*TASK DETAILS*. Leave out the images and repeat the listing below without a single change.

*SUPPLIED ENTRIES*.
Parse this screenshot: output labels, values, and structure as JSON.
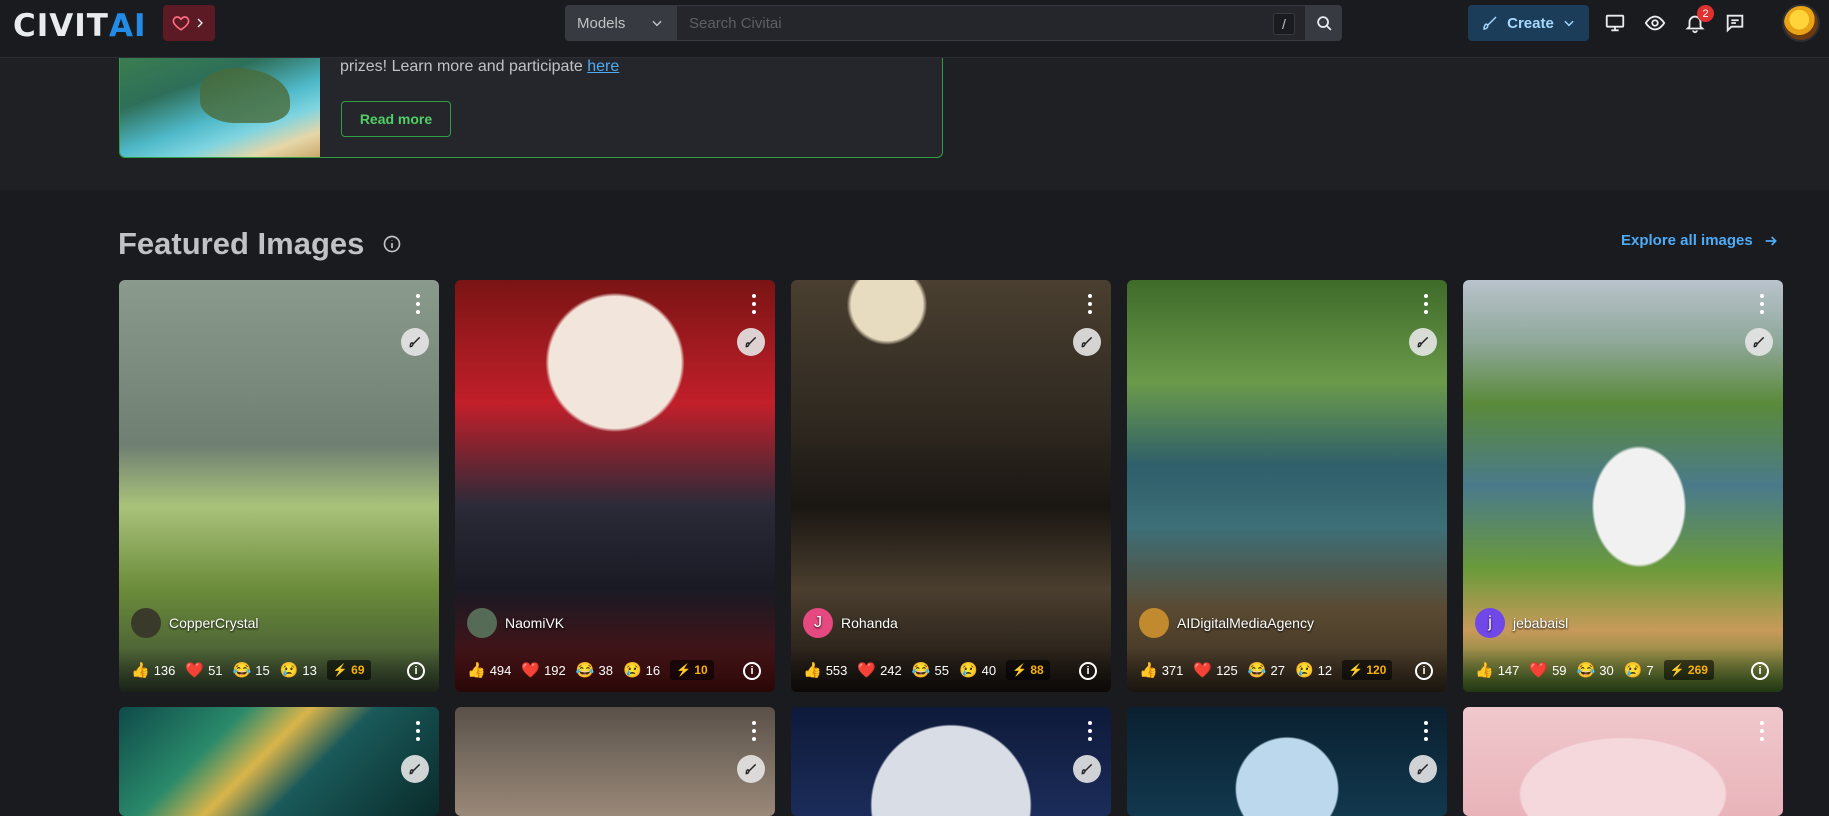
{
  "header": {
    "logo_left": "CIVIT",
    "logo_right": "AI",
    "search_category": "Models",
    "search_placeholder": "Search Civitai",
    "search_shortcut": "/",
    "create_label": "Create",
    "notification_count": "2"
  },
  "announcement": {
    "text_prefix": "prizes! Learn more and participate ",
    "link_text": "here",
    "read_more": "Read more"
  },
  "featured": {
    "title": "Featured Images",
    "explore_label": "Explore all images"
  },
  "cards": [
    {
      "user": "CopperCrystal",
      "avatar_letter": "",
      "likes": "136",
      "hearts": "51",
      "laughs": "15",
      "cries": "13",
      "buzz": "69"
    },
    {
      "user": "NaomiVK",
      "avatar_letter": "",
      "likes": "494",
      "hearts": "192",
      "laughs": "38",
      "cries": "16",
      "buzz": "10"
    },
    {
      "user": "Rohanda",
      "avatar_letter": "J",
      "likes": "553",
      "hearts": "242",
      "laughs": "55",
      "cries": "40",
      "buzz": "88"
    },
    {
      "user": "AIDigitalMediaAgency",
      "avatar_letter": "",
      "likes": "371",
      "hearts": "125",
      "laughs": "27",
      "cries": "12",
      "buzz": "120"
    },
    {
      "user": "jebabaisl",
      "avatar_letter": "j",
      "likes": "147",
      "hearts": "59",
      "laughs": "30",
      "cries": "7",
      "buzz": "269"
    }
  ],
  "colors": {
    "accent_blue": "#228be6",
    "accent_green": "#2f9e44",
    "buzz_yellow": "#fab005"
  }
}
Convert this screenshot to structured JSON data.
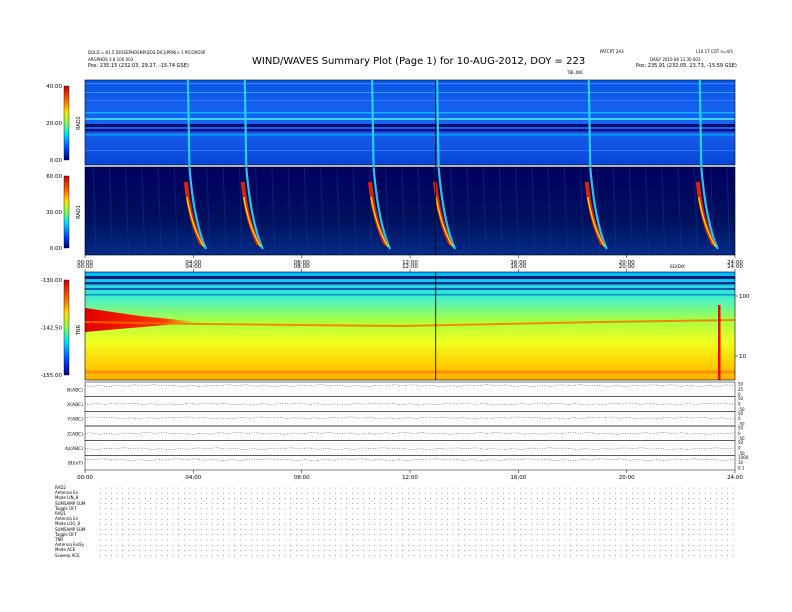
{
  "header": {
    "title": "WIND/WAVES Summary Plot (Page 1) for 10-AUG-2012, DOY = 223",
    "left_line1": "DOLD = 81.5 [DOSEPHOSNP(DOS.DIC)(PRN)> 1 PICOROSP",
    "left_line2": "ARGPHOS 3 8 100 003",
    "left_line3": "Pos: 235.15 (232.03, 29.27, -15.74 GSE)",
    "right_label1": "PATCRT 2A3",
    "right_label2": "L10 1T COT n=4r1",
    "right_label3": "DAILY 2010.08 11.30.003",
    "right_line3": "Pos: 235.91 (232.05, 23.73, -15.59 GSE)",
    "tb_label": "TBL-INX"
  },
  "chart_data": [
    {
      "type": "heatmap",
      "name": "RAD2",
      "xlabel": "",
      "ylabel": "RAD2",
      "ylim": [
        0.0,
        40.0
      ],
      "colorbar_ticks": [
        "40.00",
        "20.00",
        "0.00"
      ]
    },
    {
      "type": "heatmap",
      "name": "RAD1",
      "ylabel": "RAD1",
      "ylim": [
        0.0,
        60.0
      ],
      "colorbar_ticks": [
        "60.00",
        "30.00",
        "0.00"
      ],
      "xticks": [
        "00:00",
        "04:00",
        "08:00",
        "12:00",
        "16:00",
        "20:00",
        "24:00"
      ],
      "xlim_hours": [
        0,
        24
      ],
      "type_iii_bursts_hours": [
        3.8,
        5.9,
        10.6,
        13.0,
        18.6,
        22.7
      ]
    },
    {
      "type": "heatmap",
      "name": "TNR",
      "ylabel": "TNR",
      "ylim": [
        -155.0,
        -130.0
      ],
      "colorbar_ticks": [
        "-130.00",
        "-142.50",
        "-155.00"
      ],
      "xticks": [
        "00:00",
        "04:00",
        "08:00",
        "12:00",
        "16:00",
        "20:00",
        "24:00"
      ],
      "right_axis_ticks": [
        "100",
        "10"
      ],
      "top_right_label": "EEXDIX"
    },
    {
      "type": "line",
      "name": "Magnetometer",
      "panels": [
        {
          "label": "B(ABC)",
          "right_ticks": [
            "50",
            "25",
            "0"
          ],
          "level": 0.75
        },
        {
          "label": "X(ABC)",
          "right_ticks": [
            "50",
            "0",
            "-50"
          ],
          "level": 0.5
        },
        {
          "label": "Y(ABC)",
          "right_ticks": [
            "50",
            "0",
            "-50"
          ],
          "level": 0.55
        },
        {
          "label": "Z(ABC)",
          "right_ticks": [
            "50",
            "0",
            "-50"
          ],
          "level": 0.5
        },
        {
          "label": "Az(ABC)",
          "right_ticks": [
            "50",
            "0",
            "-50"
          ],
          "level": 0.45
        },
        {
          "label": "|B|(nT)",
          "right_ticks": [
            "1000",
            "10",
            "0.1"
          ],
          "level": 0.7
        }
      ],
      "xticks": [
        "00:00",
        "04:00",
        "08:00",
        "12:00",
        "16:00",
        "20:00",
        "24:00"
      ]
    }
  ],
  "footer": {
    "lines": [
      "RAD2",
      "Antenna   Ex",
      "Mode   LIN_8",
      "SUMSAMP SUM",
      "Toggle   OFF",
      "RAD1",
      "Antenna   Ex",
      "Mode   LOG_8",
      "SUMSAMP SUM",
      "Toggle   OFF",
      "TNR",
      "Antenna   Ex/Ey",
      "Mode   ACE",
      "Ssweep   ACE"
    ]
  }
}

*EXPECTED ANSWER*.
Parse this screenshot: output labels, values, and structure as JSON.
{
  "header": {
    "logo_left": "CIVIT",
    "logo_right": "AI",
    "search_category": "Models",
    "search_placeholder": "Search Civitai",
    "search_shortcut": "/",
    "create_label": "Create",
    "notification_count": "2"
  },
  "announcement": {
    "text_prefix": "prizes! Learn more and participate ",
    "link_text": "here",
    "read_more": "Read more"
  },
  "featured": {
    "title": "Featured Images",
    "explore_label": "Explore all images"
  },
  "cards": [
    {
      "user": "CopperCrystal",
      "avatar_letter": "",
      "likes": "136",
      "hearts": "51",
      "laughs": "15",
      "cries": "13",
      "buzz": "69"
    },
    {
      "user": "NaomiVK",
      "avatar_letter": "",
      "likes": "494",
      "hearts": "192",
      "laughs": "38",
      "cries": "16",
      "buzz": "10"
    },
    {
      "user": "Rohanda",
      "avatar_letter": "J",
      "likes": "553",
      "hearts": "242",
      "laughs": "55",
      "cries": "40",
      "buzz": "88"
    },
    {
      "user": "AIDigitalMediaAgency",
      "avatar_letter": "",
      "likes": "371",
      "hearts": "125",
      "laughs": "27",
      "cries": "12",
      "buzz": "120"
    },
    {
      "user": "jebabaisl",
      "avatar_letter": "j",
      "likes": "147",
      "hearts": "59",
      "laughs": "30",
      "cries": "7",
      "buzz": "269"
    }
  ],
  "colors": {
    "accent_blue": "#228be6",
    "accent_green": "#2f9e44",
    "buzz_yellow": "#fab005"
  }
}
Convert this screenshot to structured JSON data.
{
  "header": {
    "title": "WIND/WAVES Summary Plot (Page 1) for 10-AUG-2012, DOY = 223",
    "left_line1": "DOLD = 81.5 [DOSEPHOSNP(DOS.DIC)(PRN)> 1 PICOROSP",
    "left_line2": "ARGPHOS 3 8 100 003",
    "left_line3": "Pos: 235.15 (232.03, 29.27, -15.74 GSE)",
    "right_label1": "PATCRT 2A3",
    "right_label2": "L10 1T COT n=4r1",
    "right_label3": "DAILY 2010.08 11.30.003",
    "right_line3": "Pos: 235.91 (232.05, 23.73, -15.59 GSE)",
    "tb_label": "TBL-INX"
  },
  "chart_data": [
    {
      "type": "heatmap",
      "name": "RAD2",
      "xlabel": "",
      "ylabel": "RAD2",
      "ylim": [
        0.0,
        40.0
      ],
      "colorbar_ticks": [
        "40.00",
        "20.00",
        "0.00"
      ]
    },
    {
      "type": "heatmap",
      "name": "RAD1",
      "ylabel": "RAD1",
      "ylim": [
        0.0,
        60.0
      ],
      "colorbar_ticks": [
        "60.00",
        "30.00",
        "0.00"
      ],
      "xticks": [
        "00:00",
        "04:00",
        "08:00",
        "12:00",
        "16:00",
        "20:00",
        "24:00"
      ],
      "xlim_hours": [
        0,
        24
      ],
      "type_iii_bursts_hours": [
        3.8,
        5.9,
        10.6,
        13.0,
        18.6,
        22.7
      ]
    },
    {
      "type": "heatmap",
      "name": "TNR",
      "ylabel": "TNR",
      "ylim": [
        -155.0,
        -130.0
      ],
      "colorbar_ticks": [
        "-130.00",
        "-142.50",
        "-155.00"
      ],
      "xticks": [
        "00:00",
        "04:00",
        "08:00",
        "12:00",
        "16:00",
        "20:00",
        "24:00"
      ],
      "right_axis_ticks": [
        "100",
        "10"
      ],
      "top_right_label": "EEXDIX"
    },
    {
      "type": "line",
      "name": "Magnetometer",
      "panels": [
        {
          "label": "B(ABC)",
          "right_ticks": [
            "50",
            "25",
            "0"
          ],
          "level": 0.75
        },
        {
          "label": "X(ABC)",
          "right_ticks": [
            "50",
            "0",
            "-50"
          ],
          "level": 0.5
        },
        {
          "label": "Y(ABC)",
          "right_ticks": [
            "50",
            "0",
            "-50"
          ],
          "level": 0.55
        },
        {
          "label": "Z(ABC)",
          "right_ticks": [
            "50",
            "0",
            "-50"
          ],
          "level": 0.5
        },
        {
          "label": "Az(ABC)",
          "right_ticks": [
            "50",
            "0",
            "-50"
          ],
          "level": 0.45
        },
        {
          "label": "|B|(nT)",
          "right_ticks": [
            "1000",
            "10",
            "0.1"
          ],
          "level": 0.7
        }
      ],
      "xticks": [
        "00:00",
        "04:00",
        "08:00",
        "12:00",
        "16:00",
        "20:00",
        "24:00"
      ]
    }
  ],
  "footer": {
    "lines": [
      "RAD2",
      "Antenna   Ex",
      "Mode   LIN_8",
      "SUMSAMP SUM",
      "Toggle   OFF",
      "RAD1",
      "Antenna   Ex",
      "Mode   LOG_8",
      "SUMSAMP SUM",
      "Toggle   OFF",
      "TNR",
      "Antenna   Ex/Ey",
      "Mode   ACE",
      "Ssweep   ACE"
    ]
  }
}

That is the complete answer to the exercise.